------ Exercise materials

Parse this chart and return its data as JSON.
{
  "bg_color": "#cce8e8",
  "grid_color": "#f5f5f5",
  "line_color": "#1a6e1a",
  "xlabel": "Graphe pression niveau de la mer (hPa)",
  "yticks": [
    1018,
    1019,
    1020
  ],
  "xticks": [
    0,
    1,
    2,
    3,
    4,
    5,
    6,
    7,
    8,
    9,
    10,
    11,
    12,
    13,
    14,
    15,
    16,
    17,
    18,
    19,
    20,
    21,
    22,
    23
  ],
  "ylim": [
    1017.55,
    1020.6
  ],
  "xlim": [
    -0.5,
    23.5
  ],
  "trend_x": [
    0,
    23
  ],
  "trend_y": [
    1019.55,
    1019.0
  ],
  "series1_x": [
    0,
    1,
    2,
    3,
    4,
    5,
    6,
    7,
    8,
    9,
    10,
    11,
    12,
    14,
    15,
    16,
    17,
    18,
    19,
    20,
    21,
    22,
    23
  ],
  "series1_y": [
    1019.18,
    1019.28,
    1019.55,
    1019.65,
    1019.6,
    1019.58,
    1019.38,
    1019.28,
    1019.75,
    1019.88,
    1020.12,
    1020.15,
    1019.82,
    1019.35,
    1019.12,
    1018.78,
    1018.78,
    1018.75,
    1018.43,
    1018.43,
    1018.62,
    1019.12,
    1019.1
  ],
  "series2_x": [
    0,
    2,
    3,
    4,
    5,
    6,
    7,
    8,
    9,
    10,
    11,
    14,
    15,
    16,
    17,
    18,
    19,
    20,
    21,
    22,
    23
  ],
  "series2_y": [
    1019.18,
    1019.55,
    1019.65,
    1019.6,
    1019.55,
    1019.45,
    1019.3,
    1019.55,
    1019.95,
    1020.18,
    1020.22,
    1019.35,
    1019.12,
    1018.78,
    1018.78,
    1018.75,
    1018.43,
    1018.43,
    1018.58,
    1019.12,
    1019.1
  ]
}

------------

Job — Extract each entry in full and write it down exactly.

Solved problem —
Parse this chart and return its data as JSON.
{
  "bg_color": "#cce8e8",
  "grid_color": "#f5f5f5",
  "line_color": "#1a6e1a",
  "xlabel": "Graphe pression niveau de la mer (hPa)",
  "yticks": [
    1018,
    1019,
    1020
  ],
  "xticks": [
    0,
    1,
    2,
    3,
    4,
    5,
    6,
    7,
    8,
    9,
    10,
    11,
    12,
    13,
    14,
    15,
    16,
    17,
    18,
    19,
    20,
    21,
    22,
    23
  ],
  "ylim": [
    1017.55,
    1020.6
  ],
  "xlim": [
    -0.5,
    23.5
  ],
  "trend_x": [
    0,
    23
  ],
  "trend_y": [
    1019.55,
    1019.0
  ],
  "series1_x": [
    0,
    1,
    2,
    3,
    4,
    5,
    6,
    7,
    8,
    9,
    10,
    11,
    12,
    14,
    15,
    16,
    17,
    18,
    19,
    20,
    21,
    22,
    23
  ],
  "series1_y": [
    1019.18,
    1019.28,
    1019.55,
    1019.65,
    1019.6,
    1019.58,
    1019.38,
    1019.28,
    1019.75,
    1019.88,
    1020.12,
    1020.15,
    1019.82,
    1019.35,
    1019.12,
    1018.78,
    1018.78,
    1018.75,
    1018.43,
    1018.43,
    1018.62,
    1019.12,
    1019.1
  ],
  "series2_x": [
    0,
    2,
    3,
    4,
    5,
    6,
    7,
    8,
    9,
    10,
    11,
    14,
    15,
    16,
    17,
    18,
    19,
    20,
    21,
    22,
    23
  ],
  "series2_y": [
    1019.18,
    1019.55,
    1019.65,
    1019.6,
    1019.55,
    1019.45,
    1019.3,
    1019.55,
    1019.95,
    1020.18,
    1020.22,
    1019.35,
    1019.12,
    1018.78,
    1018.78,
    1018.75,
    1018.43,
    1018.43,
    1018.58,
    1019.12,
    1019.1
  ]
}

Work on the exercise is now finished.